What to work on:
Return only the number of lines that hold "plaie".

Given information:
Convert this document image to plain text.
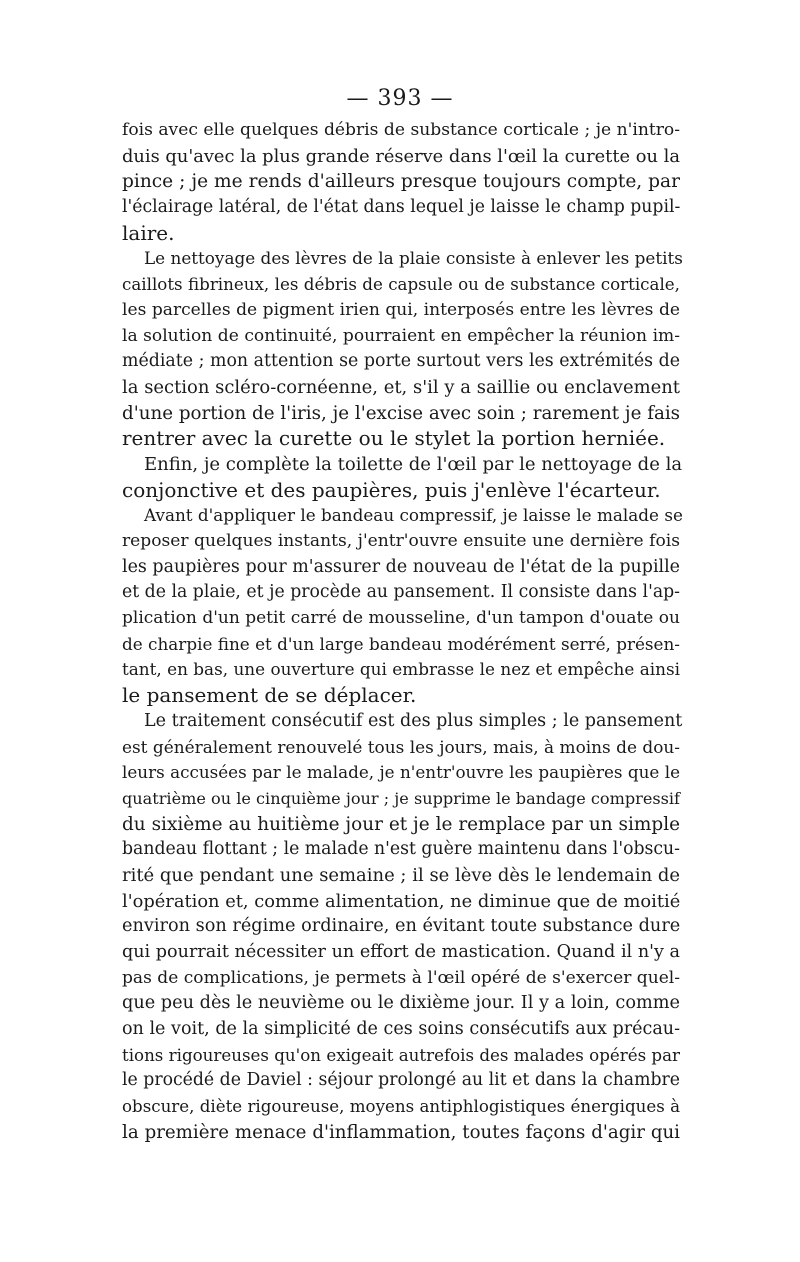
— 393 —
fois avec elle quelques débris de substance corticale ; je n'intro-
duis qu'avec la plus grande réserve dans l'œil la curette ou la
pince ; je me rends d'ailleurs presque toujours compte, par
l'éclairage latéral, de l'état dans lequel je laisse le champ pupil-
laire.
Le nettoyage des lèvres de la plaie consiste à enlever les petits
caillots fibrineux, les débris de capsule ou de substance corticale,
les parcelles de pigment irien qui, interposés entre les lèvres de
la solution de continuité, pourraient en empêcher la réunion im-
médiate ; mon attention se porte surtout vers les extrémités de
la section scléro-cornéenne, et, s'il y a saillie ou enclavement
d'une portion de l'iris, je l'excise avec soin ; rarement je fais
rentrer avec la curette ou le stylet la portion herniée.
Enfin, je complète la toilette de l'œil par le nettoyage de la
conjonctive et des paupières, puis j'enlève l'écarteur.
Avant d'appliquer le bandeau compressif, je laisse le malade se
reposer quelques instants, j'entr'ouvre ensuite une dernière fois
les paupières pour m'assurer de nouveau de l'état de la pupille
et de la plaie, et je procède au pansement. Il consiste dans l'ap-
plication d'un petit carré de mousseline, d'un tampon d'ouate ou
de charpie fine et d'un large bandeau modérément serré, présen-
tant, en bas, une ouverture qui embrasse le nez et empêche ainsi
le pansement de se déplacer.
Le traitement consécutif est des plus simples ; le pansement
est généralement renouvelé tous les jours, mais, à moins de dou-
leurs accusées par le malade, je n'entr'ouvre les paupières que le
quatrième ou le cinquième jour ; je supprime le bandage compressif
du sixième au huitième jour et je le remplace par un simple
bandeau flottant ; le malade n'est guère maintenu dans l'obscu-
rité que pendant une semaine ; il se lève dès le lendemain de
l'opération et, comme alimentation, ne diminue que de moitié
environ son régime ordinaire, en évitant toute substance dure
qui pourrait nécessiter un effort de mastication. Quand il n'y a
pas de complications, je permets à l'œil opéré de s'exercer quel-
que peu dès le neuvième ou le dixième jour. Il y a loin, comme
on le voit, de la simplicité de ces soins consécutifs aux précau-
tions rigoureuses qu'on exigeait autrefois des malades opérés par
le procédé de Daviel : séjour prolongé au lit et dans la chambre
obscure, diète rigoureuse, moyens antiphlogistiques énergiques à
la première menace d'inflammation, toutes façons d'agir qui
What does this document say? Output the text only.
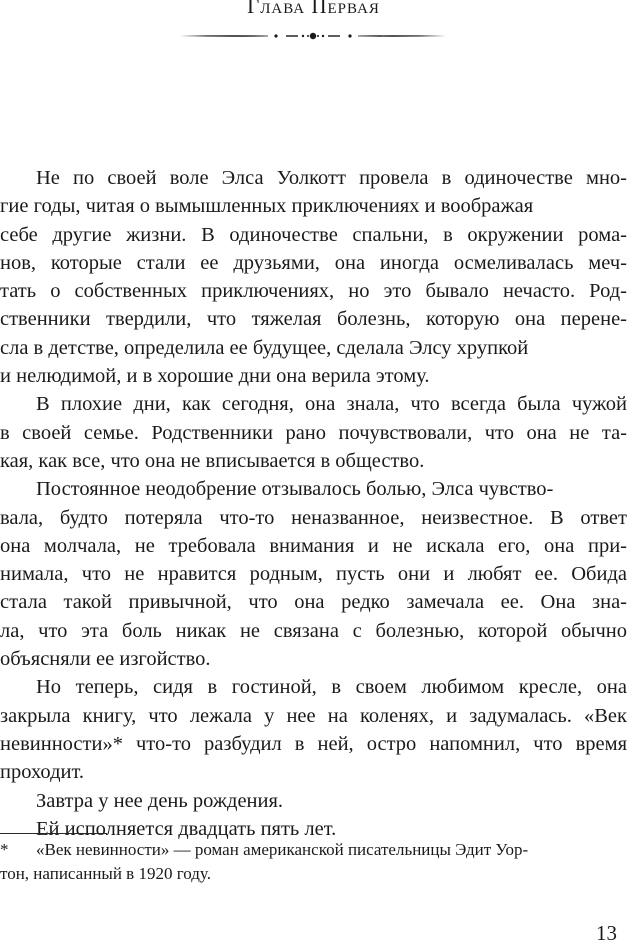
Глава Первая
Не по своей воле Элса Уолкотт провела в одиночестве мно-
гие годы, читая о вымышленных приключениях и воображая
себе другие жизни. В одиночестве спальни, в окружении рома-
нов, которые стали ее друзьями, она иногда осмеливалась меч-
тать о собственных приключениях, но это бывало нечасто. Род-
ственники твердили, что тяжелая болезнь, которую она перене-
сла в детстве, определила ее будущее, сделала Элсу хрупкой
и нелюдимой, и в хорошие дни она верила этому.
В плохие дни, как сегодня, она знала, что всегда была чужой
в своей семье. Родственники рано почувствовали, что она не та-
кая, как все, что она не вписывается в общество.
Постоянное неодобрение отзывалось болью, Элса чувство-
вала, будто потеряла что-то неназванное, неизвестное. В ответ
она молчала, не требовала внимания и не искала его, она при-
нимала, что не нравится родным, пусть они и любят ее. Обида
стала такой привычной, что она редко замечала ее. Она зна-
ла, что эта боль никак не связана с болезнью, которой обычно
объясняли ее изгойство.
Но теперь, сидя в гостиной, в своем любимом кресле, она
закрыла книгу, что лежала у нее на коленях, и задумалась. «Век
невинности»* что-то разбудил в ней, остро напомнил, что время
проходит.
Завтра у нее день рождения.
Ей исполняется двадцать пять лет.
* «Век невинности» — роман американской писательницы Эдит Уор-
тон, написанный в 1920 году.
13
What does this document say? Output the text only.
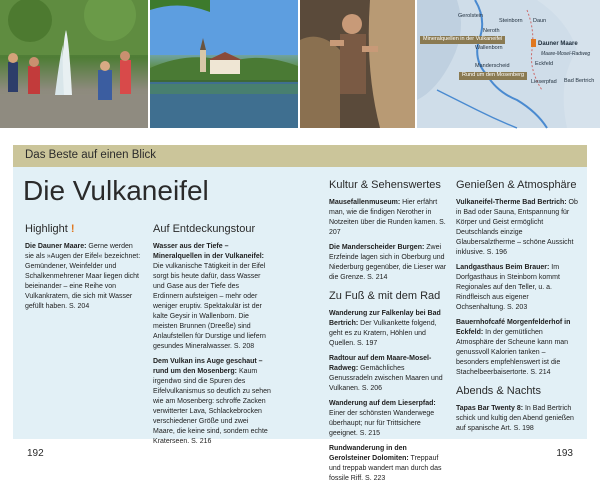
Gerolstein
Steinborn Daun
Neroth
Mineralquellen in der Vulkaneifel
Dauner Maare
Wallenborn
Maare-Mosel-Radweg
Manderscheid	Eckfeld
Rund um den Mosenberg
Lieserpfad Bad Bertrich
Das Beste auf einen Blick
Die Vulkaneifel
Highlight !

Die Dauner Maare: Gerne werden sie als »Augen der Eifel« bezeichnet: Gemündener, Weinfelder und Schalkenmehrener Maar liegen dicht beieinander – eine Reihe von Vulkankratern, die sich mit Wasser gefüllt haben. S. 204

Auf Entdeckungstour

Wasser aus der Tiefe – Mineralquellen in der Vulkaneifel: Die vulkanische Tätigkeit in der Eifel sorgt bis heute dafür, dass Wasser und Gase aus der Tiefe des Erdinnern aufsteigen – mehr oder weniger eruptiv. Spektakulär ist der kalte Geysir in Wallenborn. Die meisten Brunnen (Dreeße) sind Anlaufstellen für Durstige und liefern gesundes Mineralwasser. S. 208

Dem Vulkan ins Auge geschaut – rund um den Mosenberg: Kaum irgendwo sind die Spuren des Eifelvulkanismus so deutlich zu sehen wie am Mosenberg: schroffe Zacken verwitterter Lava, Schlackebrocken verschiedener Größe und zwei Maare, die keine sind, sondern echte Kraterseen. S. 216

Kultur & Sehenswertes

Mausefallenmuseum: Hier erfährt man, wie die findigen Nerother in Notzeiten über die Runden kamen. S. 207

Die Manderscheider Burgen: Zwei Erzfeinde lagen sich in Oberburg und Niederburg gegenüber, die Lieser war die Grenze. S. 214

Zu Fuß & mit dem Rad

Wanderung zur Falkenlay bei Bad Bertrich: Der Vulkankette folgend, geht es zu Kratern, Höhlen und Quellen. S. 197

Radtour auf dem Maare-Mosel-Radweg: Gemächliches Genussradeln zwischen Maaren und Vulkanen. S. 206

Wanderung auf dem Lieserpfad: Einer der schönsten Wanderwege überhaupt; nur für Trittsichere geeignet. S. 215

Rundwanderung in den Gerolsteiner Dolomiten: Treppauf und treppab wandert man durch das fossile Riff. S. 223

Genießen & Atmosphäre

Vulkaneifel-Therme Bad Bertrich: Ob in Bad oder Sauna, Entspannung für Körper und Geist ermöglicht Deutschlands einzige Glaubersalztherme – schöne Aussicht inklusive. S. 196

Landgasthaus Beim Brauer: Im Dorfgasthaus in Steinborn kommt Regionales auf den Teller, u. a. Rindfleisch aus eigener Ochsenhaltung. S. 203

Bauernhofcafé Morgenfelderhof in Eckfeld: In der gemütlichen Atmosphäre der Scheune kann man genussvoll Kalorien tanken – besonders empfehlenswert ist die Stachelbeerbaisertorte. S. 214

Abends & Nachts

Tapas Bar Twenty 8: In Bad Bertrich schick und kultig den Abend genießen auf spanische Art. S. 198

192	193
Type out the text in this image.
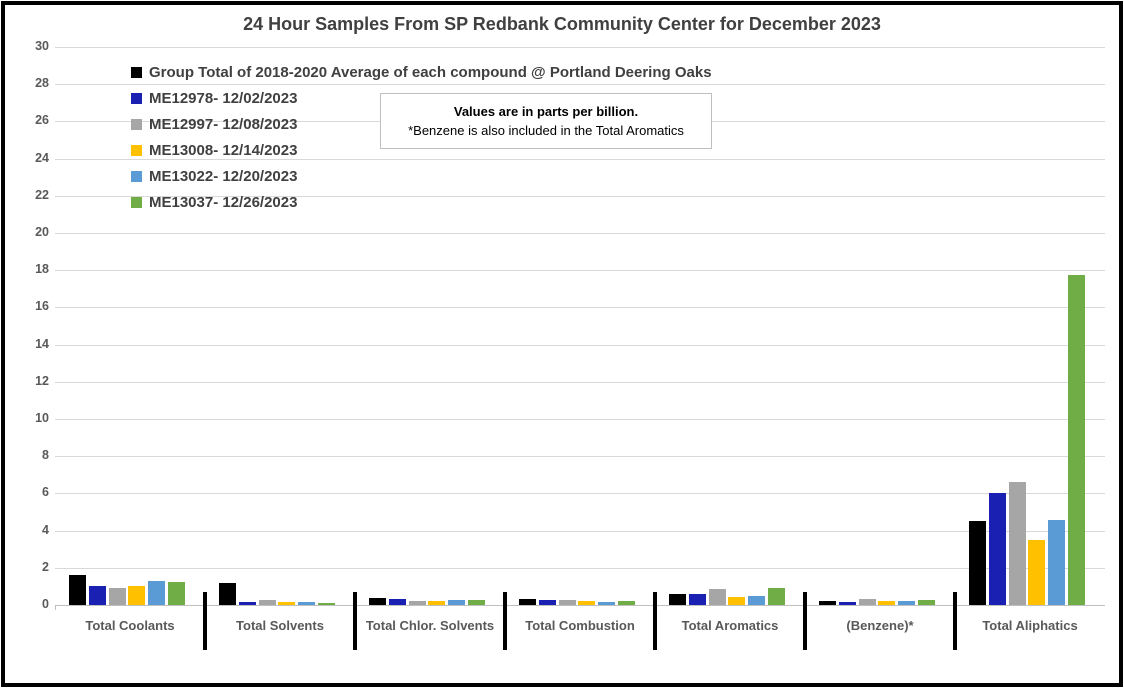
24 Hour Samples From SP Redbank Community Center for December 2023
0
2
4
6
8
10
12
14
16
18
20
22
24
26
28
30
Total Coolants	Total Solvents	Total Chlor. Solvents	Total Combustion	Total Aromatics	(Benzene)*	Total Aliphatics
Group Total of 2018-2020 Average of each compound @ Portland Deering Oaks
ME12978- 12/02/2023
ME12997- 12/08/2023
ME13008- 12/14/2023
ME13022- 12/20/2023
ME13037- 12/26/2023
Values are in parts per billion.
*Benzene is also included in the Total Aromatics
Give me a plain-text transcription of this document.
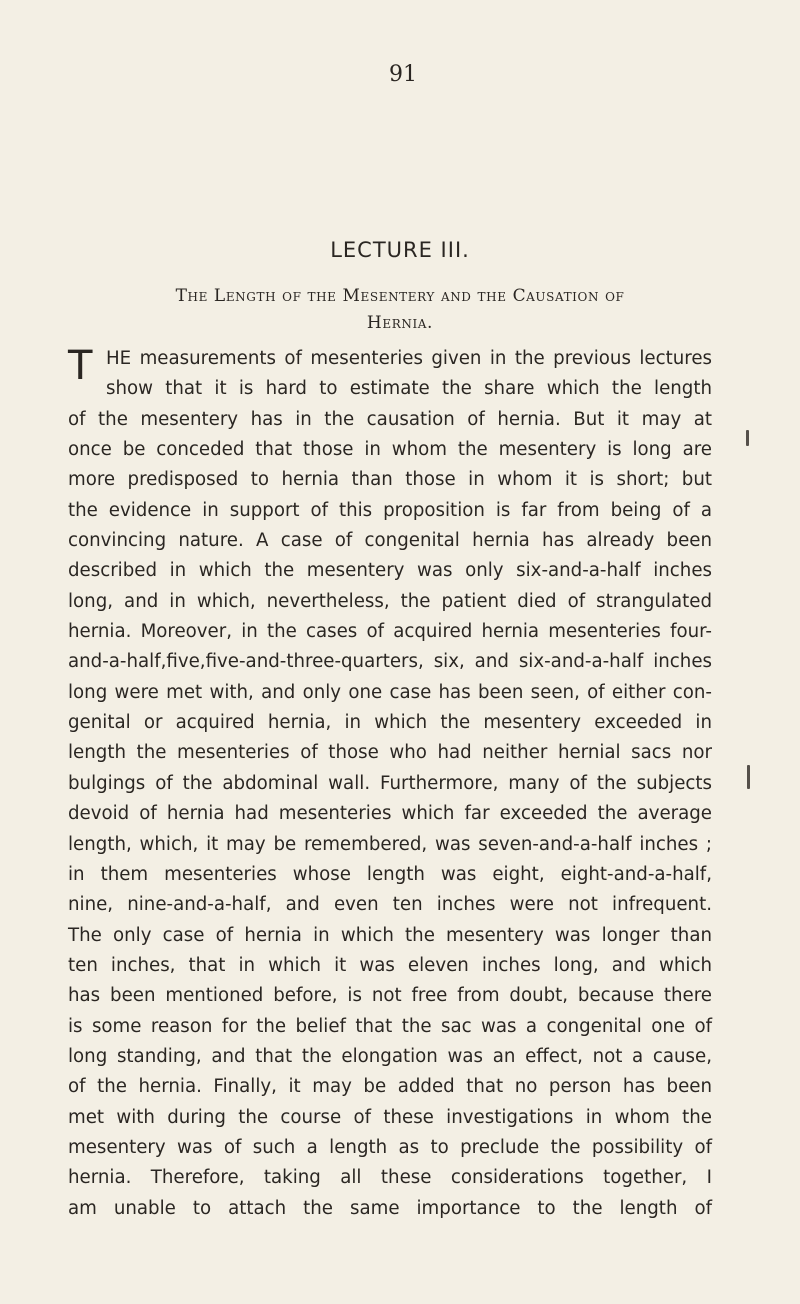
91
LECTURE III.
The Length of the Mesentery and the Causation of
Hernia.
T HE measurements of mesenteries given in the previous lectures
show that it is hard to estimate the share which the length
of the mesentery has in the causation of hernia. But it may at
once be conceded that those in whom the mesentery is long are
more predisposed to hernia than those in whom it is short; but
the evidence in support of this proposition is far from being of a
convincing nature. A case of congenital hernia has already been
described in which the mesentery was only six-and-a-half inches
long, and in which, nevertheless, the patient died of strangulated
hernia. Moreover, in the cases of acquired hernia mesenteries four-
and-a-half,five,five-and-three-quarters, six, and six-and-a-half inches
long were met with, and only one case has been seen, of either con-
genital or acquired hernia, in which the mesentery exceeded in
length the mesenteries of those who had neither hernial sacs nor
bulgings of the abdominal wall. Furthermore, many of the subjects
devoid of hernia had mesenteries which far exceeded the average
length, which, it may be remembered, was seven-and-a-half inches ;
in them mesenteries whose length was eight, eight-and-a-half,
nine, nine-and-a-half, and even ten inches were not infrequent.
The only case of hernia in which the mesentery was longer than
ten inches, that in which it was eleven inches long, and which
has been mentioned before, is not free from doubt, because there
is some reason for the belief that the sac was a congenital one of
long standing, and that the elongation was an effect, not a cause,
of the hernia. Finally, it may be added that no person has been
met with during the course of these investigations in whom the
mesentery was of such a length as to preclude the possibility of
hernia. Therefore, taking all these considerations together, I
am unable to attach the same importance to the length of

Result:
2